## Goal
Pictures within the data are to be left out; everything else must be reproduced exactly.

## Materials provided
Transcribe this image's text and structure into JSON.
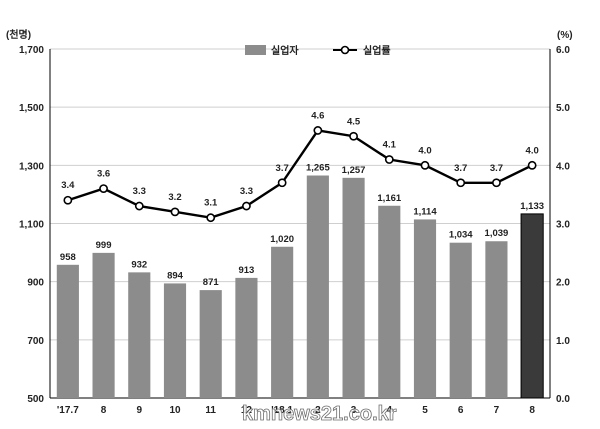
{
  "chart_data": {
    "type": "bar",
    "categories": [
      "'17.7",
      "8",
      "9",
      "10",
      "11",
      "12",
      "'18.1",
      "2",
      "3",
      "4",
      "5",
      "6",
      "7",
      "8"
    ],
    "series": [
      {
        "name": "실업자",
        "type": "bar",
        "axis": "left",
        "values": [
          958,
          999,
          932,
          894,
          871,
          913,
          1020,
          1265,
          1257,
          1161,
          1114,
          1034,
          1039,
          1133
        ],
        "labels": [
          "958",
          "999",
          "932",
          "894",
          "871",
          "913",
          "1,020",
          "1,265",
          "1,257",
          "1,161",
          "1,114",
          "1,034",
          "1,039",
          "1,133"
        ],
        "color": "#8c8c8c",
        "highlight_color": "#3a3a3a",
        "highlight_index": 13
      },
      {
        "name": "실업률",
        "type": "line",
        "axis": "right",
        "values": [
          3.4,
          3.6,
          3.3,
          3.2,
          3.1,
          3.3,
          3.7,
          4.6,
          4.5,
          4.1,
          4.0,
          3.7,
          3.7,
          4.0
        ],
        "labels": [
          "3.4",
          "3.6",
          "3.3",
          "3.2",
          "3.1",
          "3.3",
          "3.7",
          "4.6",
          "4.5",
          "4.1",
          "4.0",
          "3.7",
          "3.7",
          "4.0"
        ],
        "color": "#000000"
      }
    ],
    "left_axis": {
      "unit": "(천명)",
      "ylim": [
        500,
        1700
      ],
      "ticks": [
        500,
        700,
        900,
        1100,
        1300,
        1500,
        1700
      ],
      "tick_labels": [
        "500",
        "700",
        "900",
        "1,100",
        "1,300",
        "1,500",
        "1,700"
      ]
    },
    "right_axis": {
      "unit": "(%)",
      "ylim": [
        0,
        6
      ],
      "ticks": [
        0,
        1,
        2,
        3,
        4,
        5,
        6
      ],
      "tick_labels": [
        "0.0",
        "1.0",
        "2.0",
        "3.0",
        "4.0",
        "5.0",
        "6.0"
      ]
    },
    "grid": true,
    "legend_position": "top-center"
  },
  "watermark": "kmnews21.co.kr"
}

## Exercise result
Transcribe this image's text and structure into JSON.
{
  "chart_data": {
    "type": "bar",
    "categories": [
      "'17.7",
      "8",
      "9",
      "10",
      "11",
      "12",
      "'18.1",
      "2",
      "3",
      "4",
      "5",
      "6",
      "7",
      "8"
    ],
    "series": [
      {
        "name": "실업자",
        "type": "bar",
        "axis": "left",
        "values": [
          958,
          999,
          932,
          894,
          871,
          913,
          1020,
          1265,
          1257,
          1161,
          1114,
          1034,
          1039,
          1133
        ],
        "labels": [
          "958",
          "999",
          "932",
          "894",
          "871",
          "913",
          "1,020",
          "1,265",
          "1,257",
          "1,161",
          "1,114",
          "1,034",
          "1,039",
          "1,133"
        ],
        "color": "#8c8c8c",
        "highlight_color": "#3a3a3a",
        "highlight_index": 13
      },
      {
        "name": "실업률",
        "type": "line",
        "axis": "right",
        "values": [
          3.4,
          3.6,
          3.3,
          3.2,
          3.1,
          3.3,
          3.7,
          4.6,
          4.5,
          4.1,
          4.0,
          3.7,
          3.7,
          4.0
        ],
        "labels": [
          "3.4",
          "3.6",
          "3.3",
          "3.2",
          "3.1",
          "3.3",
          "3.7",
          "4.6",
          "4.5",
          "4.1",
          "4.0",
          "3.7",
          "3.7",
          "4.0"
        ],
        "color": "#000000"
      }
    ],
    "left_axis": {
      "unit": "(천명)",
      "ylim": [
        500,
        1700
      ],
      "ticks": [
        500,
        700,
        900,
        1100,
        1300,
        1500,
        1700
      ],
      "tick_labels": [
        "500",
        "700",
        "900",
        "1,100",
        "1,300",
        "1,500",
        "1,700"
      ]
    },
    "right_axis": {
      "unit": "(%)",
      "ylim": [
        0,
        6
      ],
      "ticks": [
        0,
        1,
        2,
        3,
        4,
        5,
        6
      ],
      "tick_labels": [
        "0.0",
        "1.0",
        "2.0",
        "3.0",
        "4.0",
        "5.0",
        "6.0"
      ]
    },
    "grid": true,
    "legend_position": "top-center"
  },
  "watermark": "kmnews21.co.kr"
}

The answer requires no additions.